• What is expected
Tell how many lines in the data below hold the string "Engineering"; give nothing but the number.

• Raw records
════════════════

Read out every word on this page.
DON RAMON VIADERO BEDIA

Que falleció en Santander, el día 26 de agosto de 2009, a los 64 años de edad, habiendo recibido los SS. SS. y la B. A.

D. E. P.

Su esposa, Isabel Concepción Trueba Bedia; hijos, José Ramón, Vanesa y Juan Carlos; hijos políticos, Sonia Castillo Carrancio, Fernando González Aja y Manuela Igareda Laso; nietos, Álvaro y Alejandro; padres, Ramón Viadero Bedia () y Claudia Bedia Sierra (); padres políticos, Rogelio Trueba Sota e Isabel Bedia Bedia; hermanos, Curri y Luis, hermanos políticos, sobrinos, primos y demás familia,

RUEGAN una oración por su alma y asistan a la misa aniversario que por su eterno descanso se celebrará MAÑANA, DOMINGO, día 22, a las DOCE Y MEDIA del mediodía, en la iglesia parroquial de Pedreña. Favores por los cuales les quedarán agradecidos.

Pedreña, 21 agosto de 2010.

════════════════

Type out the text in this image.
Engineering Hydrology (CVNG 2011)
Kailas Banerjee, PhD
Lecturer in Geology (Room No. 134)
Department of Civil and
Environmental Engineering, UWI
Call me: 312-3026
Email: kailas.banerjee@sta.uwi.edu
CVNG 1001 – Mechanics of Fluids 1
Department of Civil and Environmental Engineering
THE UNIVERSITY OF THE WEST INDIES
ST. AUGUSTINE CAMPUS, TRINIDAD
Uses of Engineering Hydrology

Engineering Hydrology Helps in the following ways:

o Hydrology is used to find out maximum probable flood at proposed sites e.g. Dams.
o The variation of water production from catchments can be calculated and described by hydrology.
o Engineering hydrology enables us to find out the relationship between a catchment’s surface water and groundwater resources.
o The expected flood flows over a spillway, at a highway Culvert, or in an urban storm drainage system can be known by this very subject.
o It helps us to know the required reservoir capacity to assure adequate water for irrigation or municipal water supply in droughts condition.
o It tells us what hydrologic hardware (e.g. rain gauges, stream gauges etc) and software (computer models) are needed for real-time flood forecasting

════════════════

• Written response
6